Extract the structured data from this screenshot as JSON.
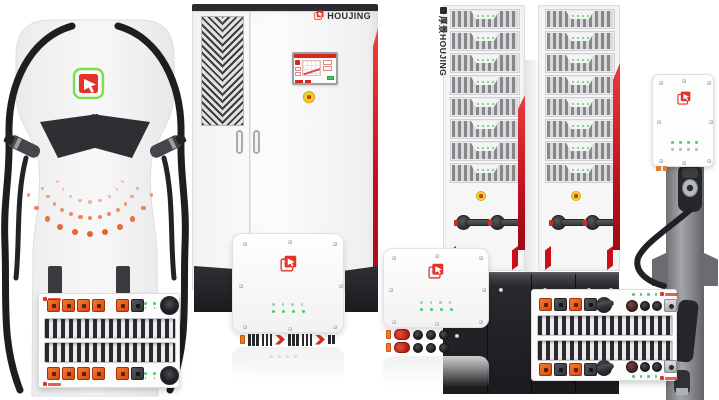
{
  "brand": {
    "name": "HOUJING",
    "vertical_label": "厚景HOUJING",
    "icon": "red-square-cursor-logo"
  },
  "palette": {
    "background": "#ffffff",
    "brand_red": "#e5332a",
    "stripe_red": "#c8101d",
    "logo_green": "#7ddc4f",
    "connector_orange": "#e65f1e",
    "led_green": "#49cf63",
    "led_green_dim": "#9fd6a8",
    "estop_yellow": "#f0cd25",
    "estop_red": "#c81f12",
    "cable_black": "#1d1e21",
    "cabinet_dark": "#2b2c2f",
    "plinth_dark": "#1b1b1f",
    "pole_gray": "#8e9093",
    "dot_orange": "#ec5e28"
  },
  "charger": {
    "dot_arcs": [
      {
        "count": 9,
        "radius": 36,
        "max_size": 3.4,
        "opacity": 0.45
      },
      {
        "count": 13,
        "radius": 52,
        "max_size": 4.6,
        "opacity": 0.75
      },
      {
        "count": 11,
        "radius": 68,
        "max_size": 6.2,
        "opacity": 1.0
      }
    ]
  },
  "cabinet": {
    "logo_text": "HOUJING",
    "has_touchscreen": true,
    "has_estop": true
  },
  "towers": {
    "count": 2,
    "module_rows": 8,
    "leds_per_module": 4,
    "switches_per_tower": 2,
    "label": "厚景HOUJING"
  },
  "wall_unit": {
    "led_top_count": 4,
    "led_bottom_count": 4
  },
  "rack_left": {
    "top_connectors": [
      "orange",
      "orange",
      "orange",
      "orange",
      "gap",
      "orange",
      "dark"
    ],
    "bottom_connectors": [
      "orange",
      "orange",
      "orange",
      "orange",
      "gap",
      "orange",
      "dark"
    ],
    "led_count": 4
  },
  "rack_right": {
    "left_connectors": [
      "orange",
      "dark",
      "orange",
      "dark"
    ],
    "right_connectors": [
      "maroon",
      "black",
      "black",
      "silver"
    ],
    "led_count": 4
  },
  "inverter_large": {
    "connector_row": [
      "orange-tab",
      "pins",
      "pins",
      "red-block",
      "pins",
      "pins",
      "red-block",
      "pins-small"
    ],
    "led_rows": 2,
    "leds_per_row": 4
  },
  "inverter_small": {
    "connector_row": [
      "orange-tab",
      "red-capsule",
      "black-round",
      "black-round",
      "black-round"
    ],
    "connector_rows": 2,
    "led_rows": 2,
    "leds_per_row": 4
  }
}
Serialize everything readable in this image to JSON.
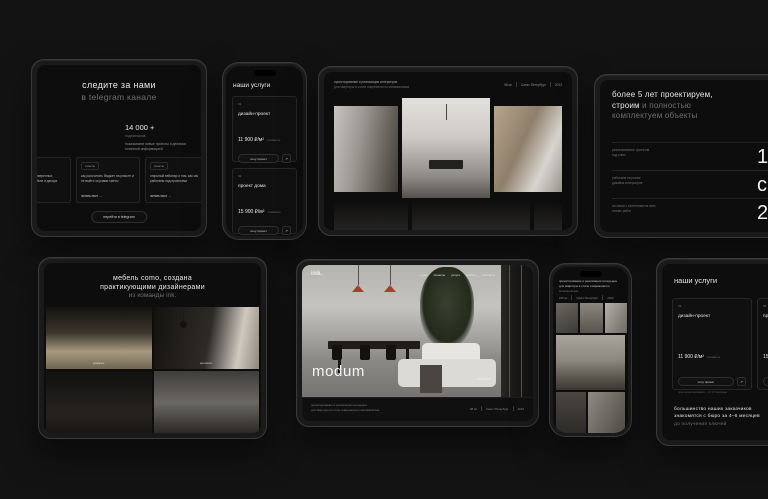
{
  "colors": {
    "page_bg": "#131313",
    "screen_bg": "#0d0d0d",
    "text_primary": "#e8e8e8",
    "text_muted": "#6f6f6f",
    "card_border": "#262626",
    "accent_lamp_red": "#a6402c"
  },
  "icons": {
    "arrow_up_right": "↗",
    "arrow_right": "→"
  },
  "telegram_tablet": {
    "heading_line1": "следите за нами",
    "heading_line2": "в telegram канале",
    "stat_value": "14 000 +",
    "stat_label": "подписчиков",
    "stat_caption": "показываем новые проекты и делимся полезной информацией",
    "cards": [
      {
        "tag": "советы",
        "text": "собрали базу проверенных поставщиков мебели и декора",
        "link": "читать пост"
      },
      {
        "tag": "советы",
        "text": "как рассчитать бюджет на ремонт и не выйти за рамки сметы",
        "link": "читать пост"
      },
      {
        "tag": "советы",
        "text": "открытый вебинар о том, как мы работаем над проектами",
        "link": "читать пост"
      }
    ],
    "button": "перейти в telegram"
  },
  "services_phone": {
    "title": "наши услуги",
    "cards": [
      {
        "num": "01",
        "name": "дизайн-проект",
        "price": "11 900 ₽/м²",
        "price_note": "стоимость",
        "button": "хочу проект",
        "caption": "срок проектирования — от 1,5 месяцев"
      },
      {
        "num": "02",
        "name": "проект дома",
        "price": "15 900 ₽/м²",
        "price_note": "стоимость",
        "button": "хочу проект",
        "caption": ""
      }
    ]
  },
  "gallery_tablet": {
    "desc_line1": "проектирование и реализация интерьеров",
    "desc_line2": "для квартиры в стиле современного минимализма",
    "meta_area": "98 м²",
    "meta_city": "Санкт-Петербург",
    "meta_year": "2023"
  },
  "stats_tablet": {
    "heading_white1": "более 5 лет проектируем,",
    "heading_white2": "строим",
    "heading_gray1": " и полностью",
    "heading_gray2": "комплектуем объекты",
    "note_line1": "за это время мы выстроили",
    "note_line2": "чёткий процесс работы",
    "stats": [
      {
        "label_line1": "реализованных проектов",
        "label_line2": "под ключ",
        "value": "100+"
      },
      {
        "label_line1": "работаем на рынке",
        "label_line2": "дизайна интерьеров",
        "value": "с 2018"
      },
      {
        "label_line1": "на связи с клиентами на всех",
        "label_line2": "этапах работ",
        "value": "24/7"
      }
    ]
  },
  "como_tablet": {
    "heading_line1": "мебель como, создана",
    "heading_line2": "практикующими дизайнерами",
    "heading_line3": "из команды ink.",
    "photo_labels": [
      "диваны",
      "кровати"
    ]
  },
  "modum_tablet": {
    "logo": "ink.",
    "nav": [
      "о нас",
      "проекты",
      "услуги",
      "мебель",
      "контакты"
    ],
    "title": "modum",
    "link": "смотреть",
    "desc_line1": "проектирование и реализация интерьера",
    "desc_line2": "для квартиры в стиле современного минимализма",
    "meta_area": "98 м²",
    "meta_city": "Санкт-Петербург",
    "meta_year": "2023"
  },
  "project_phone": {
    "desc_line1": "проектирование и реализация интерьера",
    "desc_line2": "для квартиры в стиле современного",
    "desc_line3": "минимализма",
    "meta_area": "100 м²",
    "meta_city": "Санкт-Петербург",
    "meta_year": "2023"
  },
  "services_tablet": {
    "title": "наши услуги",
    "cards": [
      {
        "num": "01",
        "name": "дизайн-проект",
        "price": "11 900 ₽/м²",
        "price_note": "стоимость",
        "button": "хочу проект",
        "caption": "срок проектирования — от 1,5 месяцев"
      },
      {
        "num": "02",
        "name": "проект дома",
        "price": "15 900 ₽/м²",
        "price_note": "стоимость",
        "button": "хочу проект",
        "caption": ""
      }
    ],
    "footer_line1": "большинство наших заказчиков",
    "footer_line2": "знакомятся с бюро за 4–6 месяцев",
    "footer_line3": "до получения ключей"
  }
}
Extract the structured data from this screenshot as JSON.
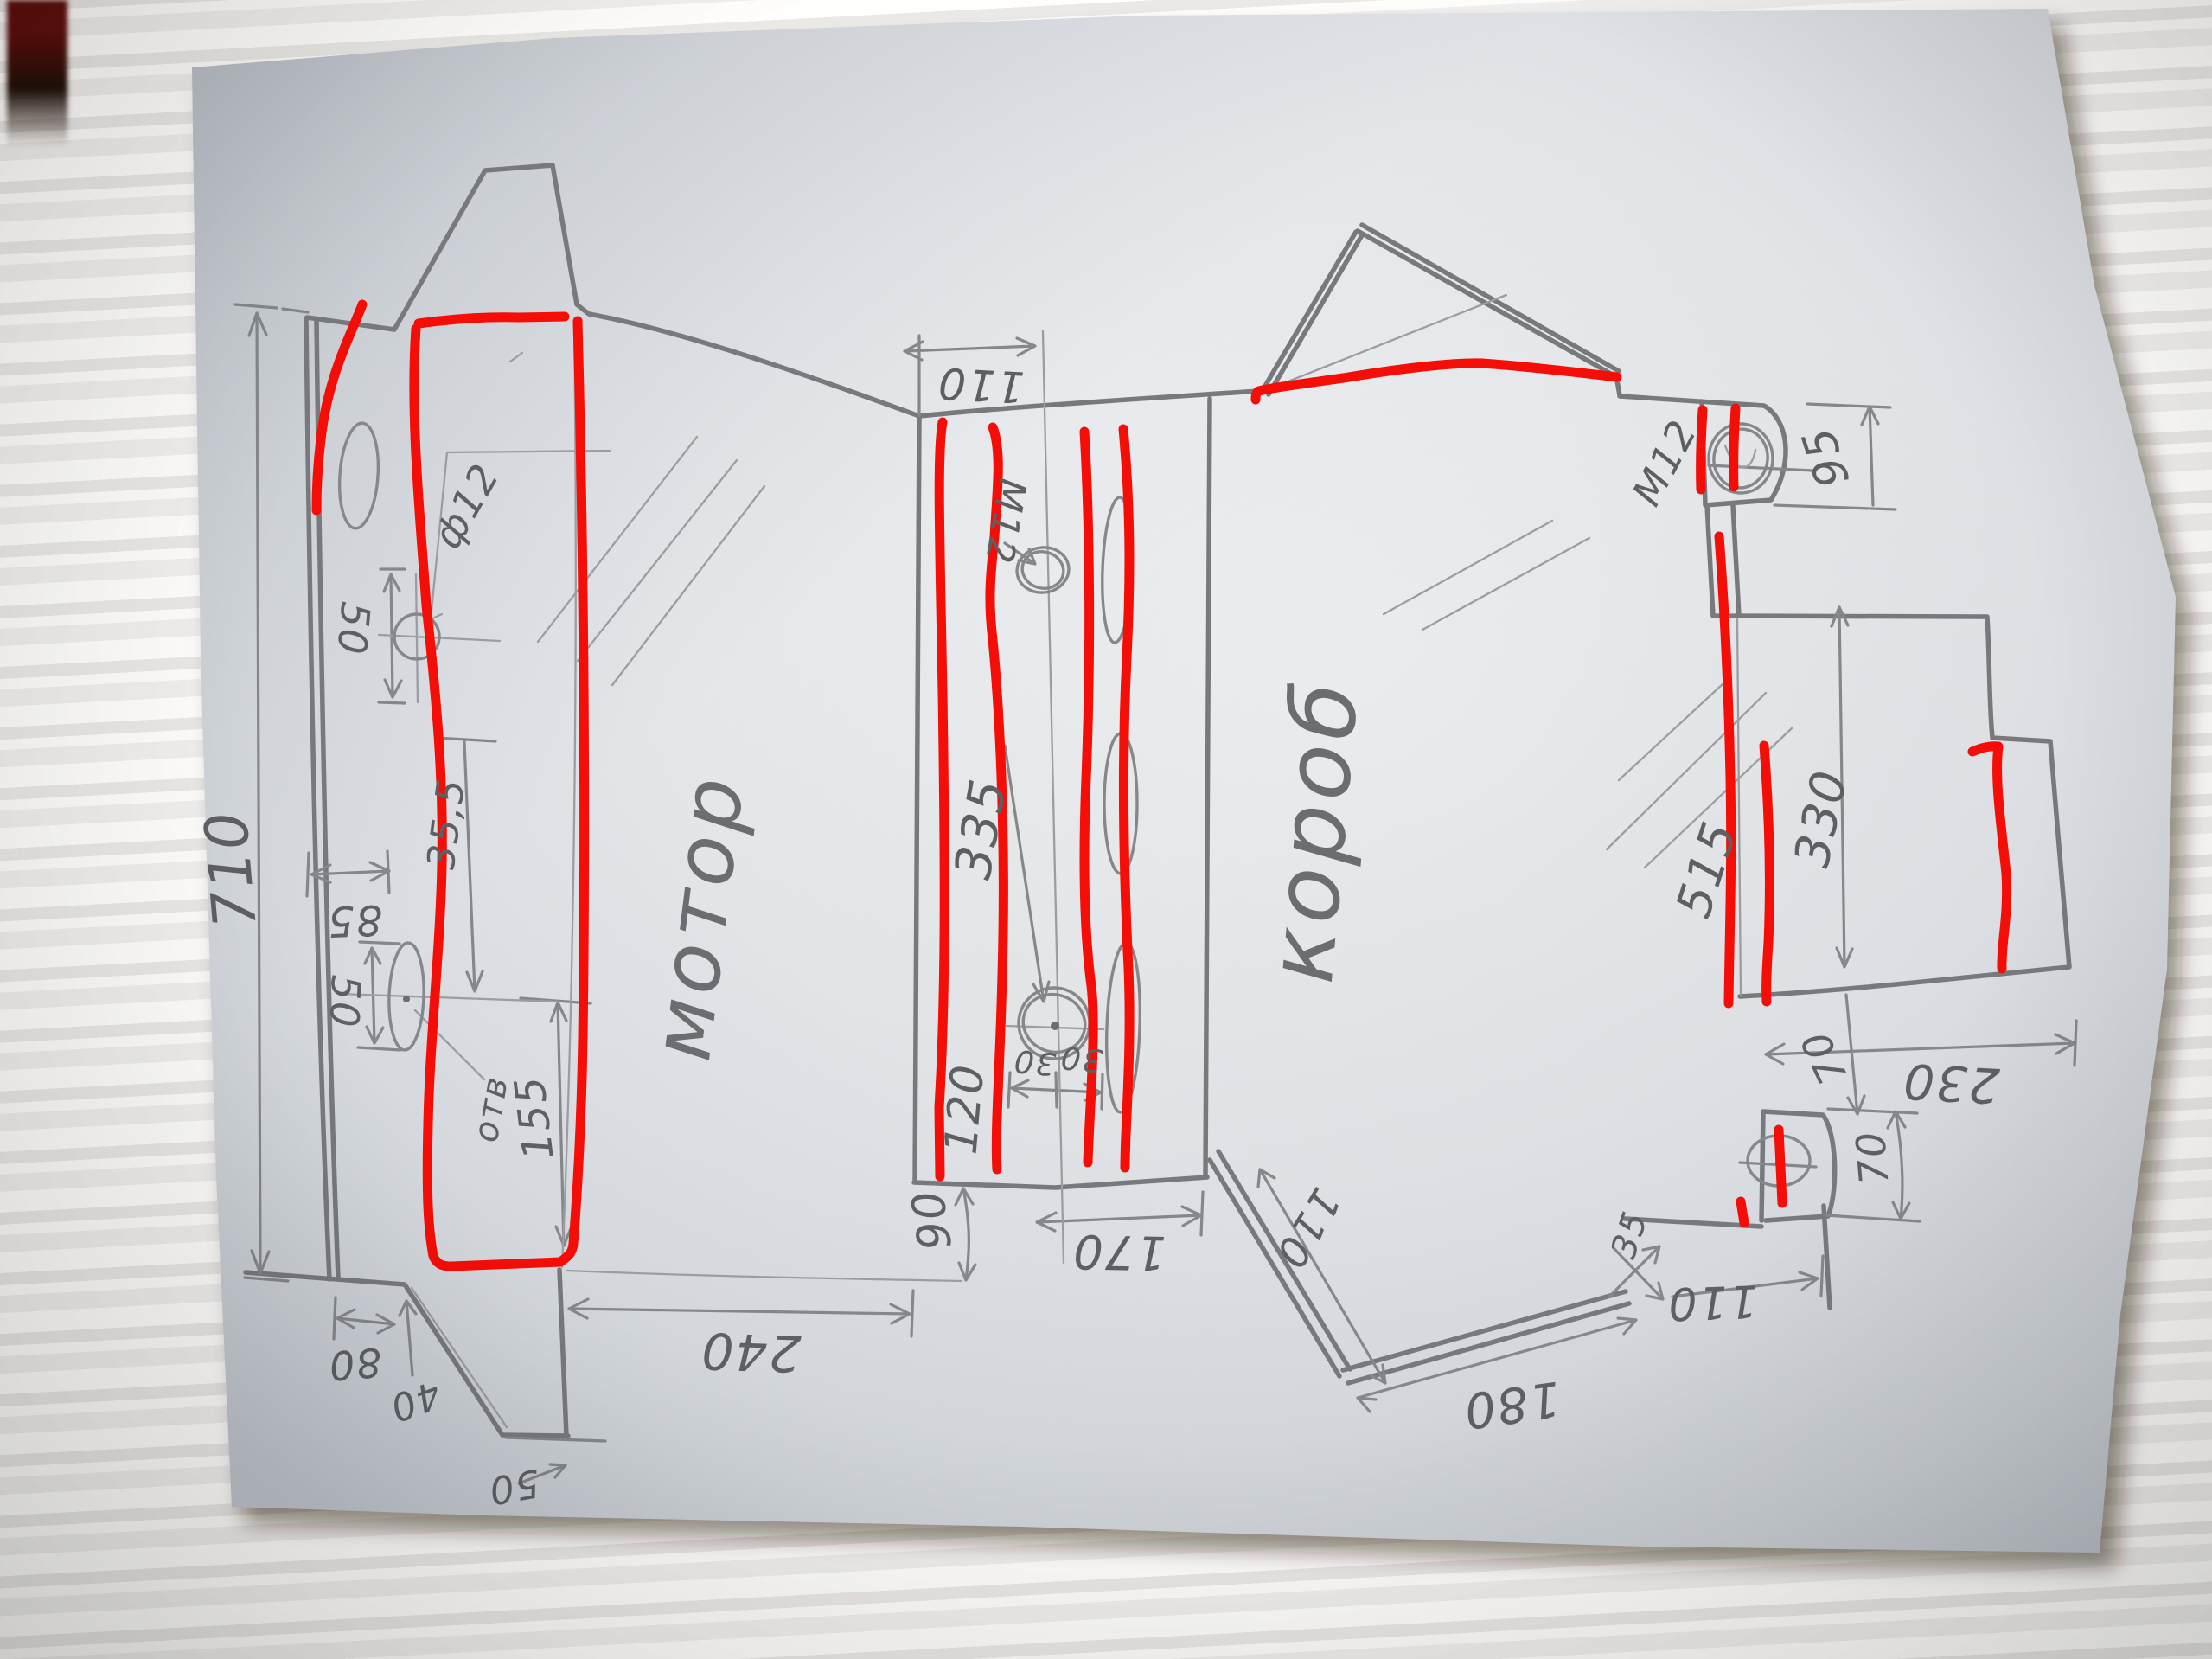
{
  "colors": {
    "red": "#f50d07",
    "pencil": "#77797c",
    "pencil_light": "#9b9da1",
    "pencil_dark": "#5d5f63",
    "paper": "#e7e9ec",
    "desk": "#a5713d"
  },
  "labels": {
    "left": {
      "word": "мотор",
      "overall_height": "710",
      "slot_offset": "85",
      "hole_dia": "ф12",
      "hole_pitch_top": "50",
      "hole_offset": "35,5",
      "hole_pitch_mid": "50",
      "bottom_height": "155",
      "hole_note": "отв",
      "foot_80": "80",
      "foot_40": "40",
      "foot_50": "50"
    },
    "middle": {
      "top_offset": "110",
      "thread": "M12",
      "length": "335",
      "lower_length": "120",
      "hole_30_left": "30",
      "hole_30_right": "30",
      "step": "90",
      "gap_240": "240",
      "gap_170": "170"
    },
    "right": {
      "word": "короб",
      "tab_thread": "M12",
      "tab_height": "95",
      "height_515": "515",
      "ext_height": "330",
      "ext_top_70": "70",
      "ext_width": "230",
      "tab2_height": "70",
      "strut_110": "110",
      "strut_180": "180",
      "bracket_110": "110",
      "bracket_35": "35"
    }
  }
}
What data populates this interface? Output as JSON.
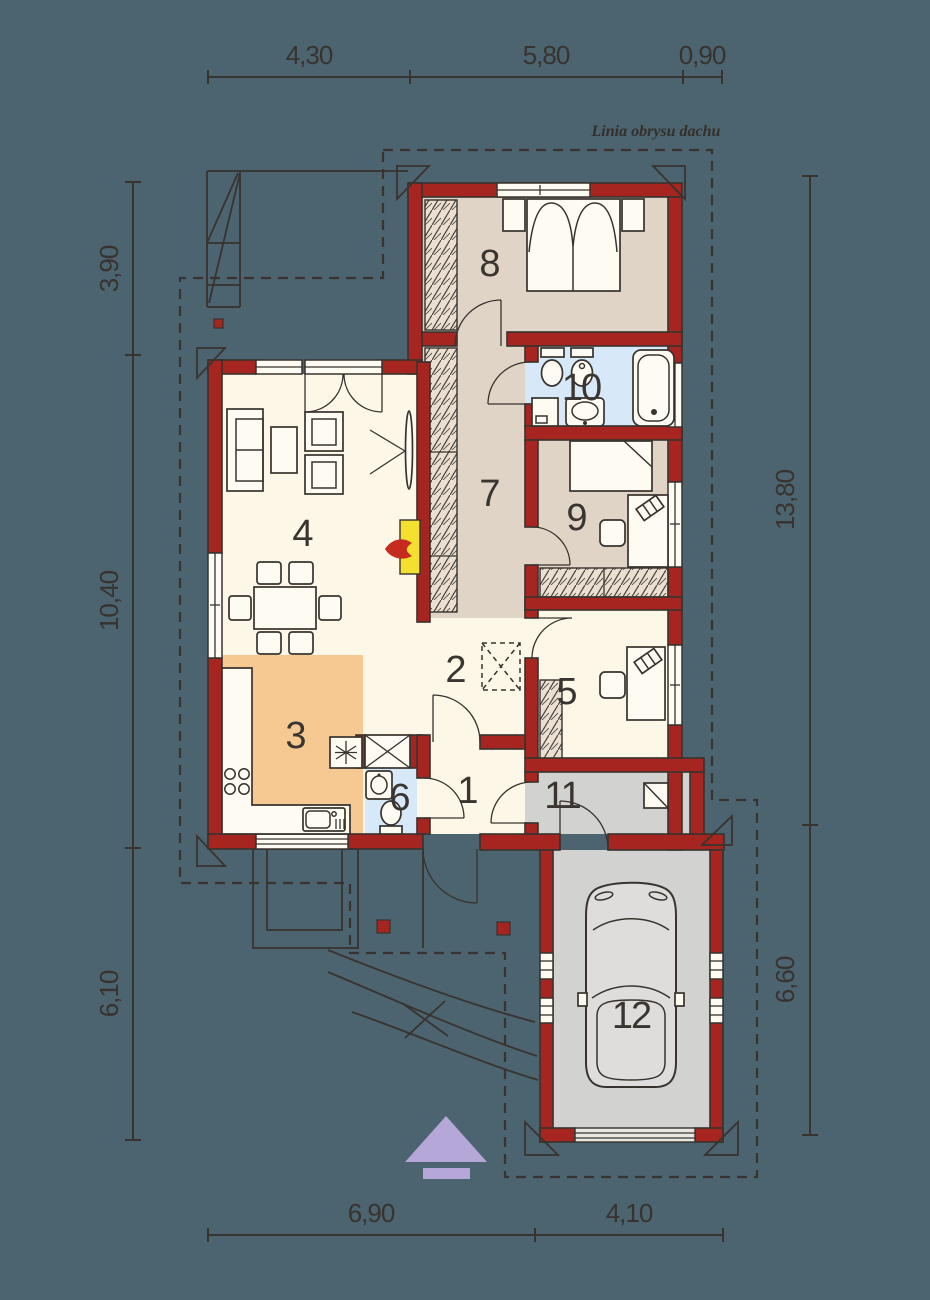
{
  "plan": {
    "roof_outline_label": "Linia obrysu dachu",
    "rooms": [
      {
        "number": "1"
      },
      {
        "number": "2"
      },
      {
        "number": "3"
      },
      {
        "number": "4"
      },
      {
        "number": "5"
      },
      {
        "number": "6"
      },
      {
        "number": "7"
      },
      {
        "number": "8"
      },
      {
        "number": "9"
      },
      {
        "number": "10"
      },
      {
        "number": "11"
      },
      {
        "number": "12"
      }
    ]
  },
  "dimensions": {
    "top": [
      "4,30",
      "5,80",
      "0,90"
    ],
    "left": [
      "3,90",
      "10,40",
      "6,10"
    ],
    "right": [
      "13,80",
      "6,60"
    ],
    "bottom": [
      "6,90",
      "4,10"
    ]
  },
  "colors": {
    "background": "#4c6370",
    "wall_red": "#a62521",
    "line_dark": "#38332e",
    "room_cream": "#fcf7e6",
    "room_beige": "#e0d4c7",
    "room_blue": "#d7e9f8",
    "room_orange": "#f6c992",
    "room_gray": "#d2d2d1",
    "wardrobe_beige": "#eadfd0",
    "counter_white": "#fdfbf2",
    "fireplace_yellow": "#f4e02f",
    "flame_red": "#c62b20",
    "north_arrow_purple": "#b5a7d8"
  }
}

» WHAT YOU NEED TO DO:
The lines to write out run from the one containing "What data populates" through the final line of the material above, both included; write them out exactly, with no pictures.

» THE OUTPUT:
What data populates this interface? Output as JSON.
{
  "plan": {
    "roof_outline_label": "Linia obrysu dachu",
    "rooms": [
      {
        "number": "1"
      },
      {
        "number": "2"
      },
      {
        "number": "3"
      },
      {
        "number": "4"
      },
      {
        "number": "5"
      },
      {
        "number": "6"
      },
      {
        "number": "7"
      },
      {
        "number": "8"
      },
      {
        "number": "9"
      },
      {
        "number": "10"
      },
      {
        "number": "11"
      },
      {
        "number": "12"
      }
    ]
  },
  "dimensions": {
    "top": [
      "4,30",
      "5,80",
      "0,90"
    ],
    "left": [
      "3,90",
      "10,40",
      "6,10"
    ],
    "right": [
      "13,80",
      "6,60"
    ],
    "bottom": [
      "6,90",
      "4,10"
    ]
  },
  "colors": {
    "background": "#4c6370",
    "wall_red": "#a62521",
    "line_dark": "#38332e",
    "room_cream": "#fcf7e6",
    "room_beige": "#e0d4c7",
    "room_blue": "#d7e9f8",
    "room_orange": "#f6c992",
    "room_gray": "#d2d2d1",
    "wardrobe_beige": "#eadfd0",
    "counter_white": "#fdfbf2",
    "fireplace_yellow": "#f4e02f",
    "flame_red": "#c62b20",
    "north_arrow_purple": "#b5a7d8"
  }
}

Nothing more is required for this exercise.